— Your instructions —
Read through the data and count the lines that contain the string "title"; give only the result.

Entries with figure data:

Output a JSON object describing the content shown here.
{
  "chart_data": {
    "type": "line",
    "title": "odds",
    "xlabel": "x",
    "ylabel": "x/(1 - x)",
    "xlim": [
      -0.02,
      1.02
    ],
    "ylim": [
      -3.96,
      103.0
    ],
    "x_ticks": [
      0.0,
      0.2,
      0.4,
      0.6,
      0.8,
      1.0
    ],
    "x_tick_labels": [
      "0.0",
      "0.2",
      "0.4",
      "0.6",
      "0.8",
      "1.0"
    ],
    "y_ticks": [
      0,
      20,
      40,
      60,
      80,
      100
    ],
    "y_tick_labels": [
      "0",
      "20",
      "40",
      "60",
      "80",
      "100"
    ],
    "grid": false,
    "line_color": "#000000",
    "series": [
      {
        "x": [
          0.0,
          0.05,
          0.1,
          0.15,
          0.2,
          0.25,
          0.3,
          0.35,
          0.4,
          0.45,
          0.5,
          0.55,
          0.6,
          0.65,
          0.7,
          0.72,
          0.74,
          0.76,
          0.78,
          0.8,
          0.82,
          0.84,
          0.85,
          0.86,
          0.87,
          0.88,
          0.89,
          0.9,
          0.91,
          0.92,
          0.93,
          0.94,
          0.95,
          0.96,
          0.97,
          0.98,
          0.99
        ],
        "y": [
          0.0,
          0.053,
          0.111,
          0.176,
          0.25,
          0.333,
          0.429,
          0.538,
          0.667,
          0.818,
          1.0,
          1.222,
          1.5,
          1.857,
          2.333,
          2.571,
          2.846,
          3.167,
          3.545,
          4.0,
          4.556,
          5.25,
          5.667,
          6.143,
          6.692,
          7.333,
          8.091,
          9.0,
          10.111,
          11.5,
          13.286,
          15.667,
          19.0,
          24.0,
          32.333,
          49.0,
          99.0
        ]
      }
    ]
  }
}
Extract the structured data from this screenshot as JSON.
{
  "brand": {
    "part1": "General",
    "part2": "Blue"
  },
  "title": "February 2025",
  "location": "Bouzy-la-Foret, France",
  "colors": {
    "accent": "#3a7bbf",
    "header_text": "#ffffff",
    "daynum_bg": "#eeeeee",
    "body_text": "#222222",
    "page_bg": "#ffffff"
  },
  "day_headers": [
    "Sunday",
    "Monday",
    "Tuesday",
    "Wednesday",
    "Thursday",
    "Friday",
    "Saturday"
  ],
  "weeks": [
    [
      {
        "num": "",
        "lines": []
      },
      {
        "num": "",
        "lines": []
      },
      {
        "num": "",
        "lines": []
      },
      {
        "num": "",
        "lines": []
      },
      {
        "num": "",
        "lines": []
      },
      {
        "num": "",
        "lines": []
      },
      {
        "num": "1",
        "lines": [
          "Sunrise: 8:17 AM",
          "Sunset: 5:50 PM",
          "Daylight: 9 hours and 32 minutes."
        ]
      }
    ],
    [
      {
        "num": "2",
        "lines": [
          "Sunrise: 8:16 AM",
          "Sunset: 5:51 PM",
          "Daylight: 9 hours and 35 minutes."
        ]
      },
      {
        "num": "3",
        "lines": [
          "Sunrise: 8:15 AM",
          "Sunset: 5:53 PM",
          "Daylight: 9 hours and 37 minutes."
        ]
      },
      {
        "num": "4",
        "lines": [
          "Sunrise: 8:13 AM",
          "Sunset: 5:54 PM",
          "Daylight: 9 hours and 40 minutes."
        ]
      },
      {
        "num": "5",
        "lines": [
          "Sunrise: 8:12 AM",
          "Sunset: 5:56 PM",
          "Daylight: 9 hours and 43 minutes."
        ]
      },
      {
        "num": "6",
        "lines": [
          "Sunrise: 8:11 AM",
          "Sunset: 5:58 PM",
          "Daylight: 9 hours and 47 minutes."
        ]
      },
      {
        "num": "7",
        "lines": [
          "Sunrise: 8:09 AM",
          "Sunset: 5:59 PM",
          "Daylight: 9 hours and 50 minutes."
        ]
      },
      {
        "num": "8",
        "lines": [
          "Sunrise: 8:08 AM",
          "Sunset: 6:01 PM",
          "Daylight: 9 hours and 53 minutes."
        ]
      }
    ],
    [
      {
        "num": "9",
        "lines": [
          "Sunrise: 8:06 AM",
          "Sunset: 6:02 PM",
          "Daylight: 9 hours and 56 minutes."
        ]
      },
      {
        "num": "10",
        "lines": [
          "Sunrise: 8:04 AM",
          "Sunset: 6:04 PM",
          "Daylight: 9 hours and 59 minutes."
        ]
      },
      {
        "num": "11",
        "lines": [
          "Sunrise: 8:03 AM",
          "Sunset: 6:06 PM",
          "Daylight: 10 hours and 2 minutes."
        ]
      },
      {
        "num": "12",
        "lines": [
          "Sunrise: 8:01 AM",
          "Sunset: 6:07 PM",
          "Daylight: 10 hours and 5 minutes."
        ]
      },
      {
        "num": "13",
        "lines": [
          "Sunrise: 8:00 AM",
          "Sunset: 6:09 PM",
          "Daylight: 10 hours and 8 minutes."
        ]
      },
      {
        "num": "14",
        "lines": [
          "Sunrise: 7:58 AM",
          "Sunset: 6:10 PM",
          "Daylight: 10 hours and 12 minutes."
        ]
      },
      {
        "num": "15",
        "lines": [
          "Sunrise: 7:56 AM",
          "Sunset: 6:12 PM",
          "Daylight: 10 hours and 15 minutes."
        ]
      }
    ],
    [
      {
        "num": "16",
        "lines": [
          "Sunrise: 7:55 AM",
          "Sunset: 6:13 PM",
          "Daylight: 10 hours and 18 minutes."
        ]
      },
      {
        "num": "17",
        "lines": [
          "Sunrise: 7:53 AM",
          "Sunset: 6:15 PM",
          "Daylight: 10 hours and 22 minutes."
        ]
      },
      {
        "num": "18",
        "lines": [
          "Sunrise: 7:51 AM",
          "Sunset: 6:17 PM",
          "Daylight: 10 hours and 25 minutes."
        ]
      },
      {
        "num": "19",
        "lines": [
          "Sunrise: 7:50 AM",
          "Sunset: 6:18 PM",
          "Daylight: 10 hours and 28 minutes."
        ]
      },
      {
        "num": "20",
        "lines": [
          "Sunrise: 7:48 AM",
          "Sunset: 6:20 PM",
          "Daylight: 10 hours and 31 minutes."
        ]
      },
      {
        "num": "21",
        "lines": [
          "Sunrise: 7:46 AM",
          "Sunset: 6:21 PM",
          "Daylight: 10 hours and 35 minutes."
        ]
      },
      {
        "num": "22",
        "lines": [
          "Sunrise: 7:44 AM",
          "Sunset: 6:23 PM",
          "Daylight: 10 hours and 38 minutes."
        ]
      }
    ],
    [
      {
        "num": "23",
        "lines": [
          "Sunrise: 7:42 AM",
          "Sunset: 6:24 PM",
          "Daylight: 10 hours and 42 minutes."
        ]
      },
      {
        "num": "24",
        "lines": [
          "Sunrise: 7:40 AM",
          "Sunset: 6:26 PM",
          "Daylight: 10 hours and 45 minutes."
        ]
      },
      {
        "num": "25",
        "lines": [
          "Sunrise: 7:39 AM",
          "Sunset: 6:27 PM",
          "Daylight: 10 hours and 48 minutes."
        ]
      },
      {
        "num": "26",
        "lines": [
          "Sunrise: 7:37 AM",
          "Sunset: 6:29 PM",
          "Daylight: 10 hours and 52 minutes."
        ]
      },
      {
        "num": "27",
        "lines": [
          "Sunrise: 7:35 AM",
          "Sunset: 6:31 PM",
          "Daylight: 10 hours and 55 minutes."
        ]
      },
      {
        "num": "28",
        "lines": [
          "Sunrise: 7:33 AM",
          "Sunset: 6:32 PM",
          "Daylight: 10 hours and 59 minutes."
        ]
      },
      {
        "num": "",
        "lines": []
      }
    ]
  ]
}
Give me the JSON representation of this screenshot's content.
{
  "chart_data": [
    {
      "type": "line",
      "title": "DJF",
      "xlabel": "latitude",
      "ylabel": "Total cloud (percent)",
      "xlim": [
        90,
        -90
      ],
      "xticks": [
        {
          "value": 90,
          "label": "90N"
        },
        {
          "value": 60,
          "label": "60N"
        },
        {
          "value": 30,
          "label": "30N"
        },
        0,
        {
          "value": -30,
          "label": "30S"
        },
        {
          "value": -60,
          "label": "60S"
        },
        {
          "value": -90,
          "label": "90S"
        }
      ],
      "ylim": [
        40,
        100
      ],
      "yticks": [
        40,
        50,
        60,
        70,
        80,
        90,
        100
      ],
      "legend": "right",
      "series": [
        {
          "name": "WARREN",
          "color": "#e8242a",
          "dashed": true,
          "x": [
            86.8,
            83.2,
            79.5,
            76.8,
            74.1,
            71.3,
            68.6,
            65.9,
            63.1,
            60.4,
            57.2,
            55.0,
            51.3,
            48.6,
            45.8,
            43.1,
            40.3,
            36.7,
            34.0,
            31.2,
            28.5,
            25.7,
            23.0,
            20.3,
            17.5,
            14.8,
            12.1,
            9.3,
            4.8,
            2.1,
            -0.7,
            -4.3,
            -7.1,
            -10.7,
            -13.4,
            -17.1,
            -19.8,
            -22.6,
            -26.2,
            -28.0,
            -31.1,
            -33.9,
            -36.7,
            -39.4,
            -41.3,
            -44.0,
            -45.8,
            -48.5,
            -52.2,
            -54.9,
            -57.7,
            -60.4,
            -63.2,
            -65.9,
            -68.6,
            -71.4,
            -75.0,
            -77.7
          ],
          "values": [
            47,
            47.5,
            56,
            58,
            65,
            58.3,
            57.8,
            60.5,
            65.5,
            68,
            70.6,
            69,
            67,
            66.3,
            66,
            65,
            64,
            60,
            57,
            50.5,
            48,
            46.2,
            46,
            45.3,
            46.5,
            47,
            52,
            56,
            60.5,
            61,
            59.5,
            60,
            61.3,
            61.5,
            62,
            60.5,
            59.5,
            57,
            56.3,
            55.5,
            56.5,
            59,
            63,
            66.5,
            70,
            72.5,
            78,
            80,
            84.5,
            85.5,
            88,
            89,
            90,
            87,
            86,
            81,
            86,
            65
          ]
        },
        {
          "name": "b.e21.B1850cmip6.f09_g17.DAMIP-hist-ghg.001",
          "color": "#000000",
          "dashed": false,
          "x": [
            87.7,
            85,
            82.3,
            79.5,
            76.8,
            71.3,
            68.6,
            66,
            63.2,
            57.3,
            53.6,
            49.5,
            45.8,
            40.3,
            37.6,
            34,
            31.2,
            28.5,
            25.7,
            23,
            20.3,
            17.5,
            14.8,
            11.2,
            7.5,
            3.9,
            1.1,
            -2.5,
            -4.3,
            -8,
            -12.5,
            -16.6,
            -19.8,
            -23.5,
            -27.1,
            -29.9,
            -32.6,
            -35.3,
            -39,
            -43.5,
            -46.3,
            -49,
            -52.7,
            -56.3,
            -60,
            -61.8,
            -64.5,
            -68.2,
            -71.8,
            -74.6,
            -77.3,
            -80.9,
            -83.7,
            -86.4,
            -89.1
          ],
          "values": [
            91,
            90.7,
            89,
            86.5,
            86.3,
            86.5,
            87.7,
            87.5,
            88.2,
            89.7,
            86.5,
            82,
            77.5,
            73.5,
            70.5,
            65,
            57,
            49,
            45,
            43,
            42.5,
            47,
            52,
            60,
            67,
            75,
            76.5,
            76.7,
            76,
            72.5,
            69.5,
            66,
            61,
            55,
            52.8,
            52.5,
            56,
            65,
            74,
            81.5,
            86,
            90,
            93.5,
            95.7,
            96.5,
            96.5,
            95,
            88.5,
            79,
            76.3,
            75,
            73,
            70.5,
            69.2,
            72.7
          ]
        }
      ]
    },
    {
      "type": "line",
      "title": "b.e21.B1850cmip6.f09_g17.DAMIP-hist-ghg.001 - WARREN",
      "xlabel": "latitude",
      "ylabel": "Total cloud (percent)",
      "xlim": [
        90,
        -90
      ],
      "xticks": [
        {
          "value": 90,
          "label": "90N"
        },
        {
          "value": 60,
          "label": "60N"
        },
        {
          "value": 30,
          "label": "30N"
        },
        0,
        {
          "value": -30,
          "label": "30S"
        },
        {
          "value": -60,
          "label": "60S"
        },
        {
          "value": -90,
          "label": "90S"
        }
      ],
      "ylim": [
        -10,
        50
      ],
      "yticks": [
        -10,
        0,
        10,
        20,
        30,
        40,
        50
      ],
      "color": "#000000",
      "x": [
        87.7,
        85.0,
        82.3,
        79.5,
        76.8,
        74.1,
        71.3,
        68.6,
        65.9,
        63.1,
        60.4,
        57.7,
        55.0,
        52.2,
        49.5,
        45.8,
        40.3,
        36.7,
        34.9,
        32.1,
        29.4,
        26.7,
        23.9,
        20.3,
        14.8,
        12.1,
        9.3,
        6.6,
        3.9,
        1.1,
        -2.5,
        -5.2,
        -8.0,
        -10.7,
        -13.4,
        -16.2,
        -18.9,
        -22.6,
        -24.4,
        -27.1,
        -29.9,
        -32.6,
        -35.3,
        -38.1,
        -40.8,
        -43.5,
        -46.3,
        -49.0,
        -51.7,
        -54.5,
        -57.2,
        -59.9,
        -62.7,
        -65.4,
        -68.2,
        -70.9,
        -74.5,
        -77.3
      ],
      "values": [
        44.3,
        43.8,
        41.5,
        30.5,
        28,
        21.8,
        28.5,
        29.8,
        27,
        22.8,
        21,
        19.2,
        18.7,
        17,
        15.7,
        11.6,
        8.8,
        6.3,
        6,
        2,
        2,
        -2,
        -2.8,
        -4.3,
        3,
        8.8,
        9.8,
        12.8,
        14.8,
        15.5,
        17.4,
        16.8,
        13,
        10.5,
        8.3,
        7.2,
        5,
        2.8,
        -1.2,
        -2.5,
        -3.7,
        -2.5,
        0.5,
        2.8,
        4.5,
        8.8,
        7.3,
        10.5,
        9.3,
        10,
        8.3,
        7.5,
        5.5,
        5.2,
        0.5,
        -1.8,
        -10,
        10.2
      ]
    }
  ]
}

— Solution below —
4